• **Collected data**:
───

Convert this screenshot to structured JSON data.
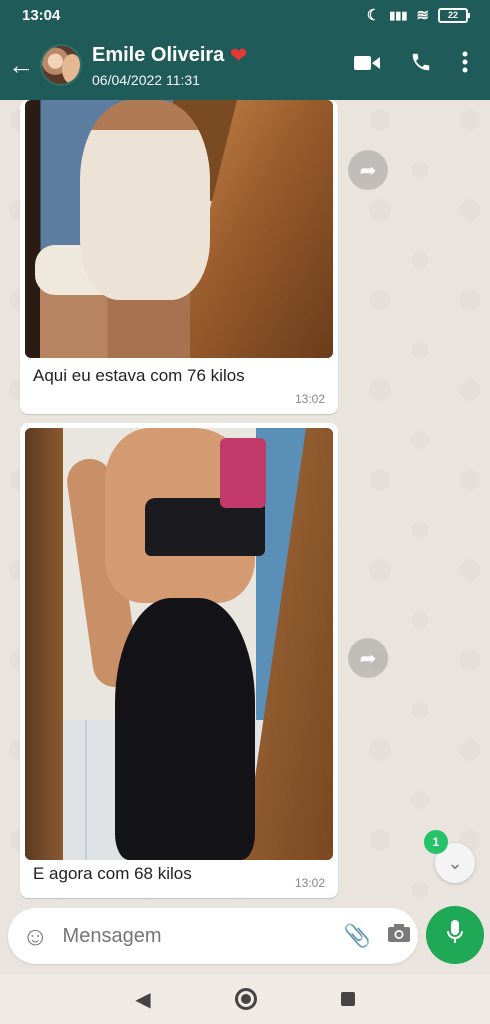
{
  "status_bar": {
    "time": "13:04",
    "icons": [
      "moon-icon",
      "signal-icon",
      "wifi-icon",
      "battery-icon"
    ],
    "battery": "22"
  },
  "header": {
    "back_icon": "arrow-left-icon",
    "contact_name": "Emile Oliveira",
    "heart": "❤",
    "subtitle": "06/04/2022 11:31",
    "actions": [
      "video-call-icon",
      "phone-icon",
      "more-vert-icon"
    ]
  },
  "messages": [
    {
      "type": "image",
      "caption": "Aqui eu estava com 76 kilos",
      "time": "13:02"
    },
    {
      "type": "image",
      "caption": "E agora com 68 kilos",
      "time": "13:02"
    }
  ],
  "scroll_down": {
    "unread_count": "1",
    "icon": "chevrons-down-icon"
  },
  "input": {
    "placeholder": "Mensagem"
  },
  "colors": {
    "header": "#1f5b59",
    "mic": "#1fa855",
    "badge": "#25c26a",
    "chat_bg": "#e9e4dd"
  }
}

───

Copy out all the data exactly; skip the pictures.

• **EXERCISE SOLUTION**:
Convert this screenshot to structured JSON data.
{
  "status_bar": {
    "time": "13:04",
    "icons": [
      "moon-icon",
      "signal-icon",
      "wifi-icon",
      "battery-icon"
    ],
    "battery": "22"
  },
  "header": {
    "back_icon": "arrow-left-icon",
    "contact_name": "Emile Oliveira",
    "heart": "❤",
    "subtitle": "06/04/2022 11:31",
    "actions": [
      "video-call-icon",
      "phone-icon",
      "more-vert-icon"
    ]
  },
  "messages": [
    {
      "type": "image",
      "caption": "Aqui eu estava com 76 kilos",
      "time": "13:02"
    },
    {
      "type": "image",
      "caption": "E agora com 68 kilos",
      "time": "13:02"
    }
  ],
  "scroll_down": {
    "unread_count": "1",
    "icon": "chevrons-down-icon"
  },
  "input": {
    "placeholder": "Mensagem"
  },
  "colors": {
    "header": "#1f5b59",
    "mic": "#1fa855",
    "badge": "#25c26a",
    "chat_bg": "#e9e4dd"
  }
}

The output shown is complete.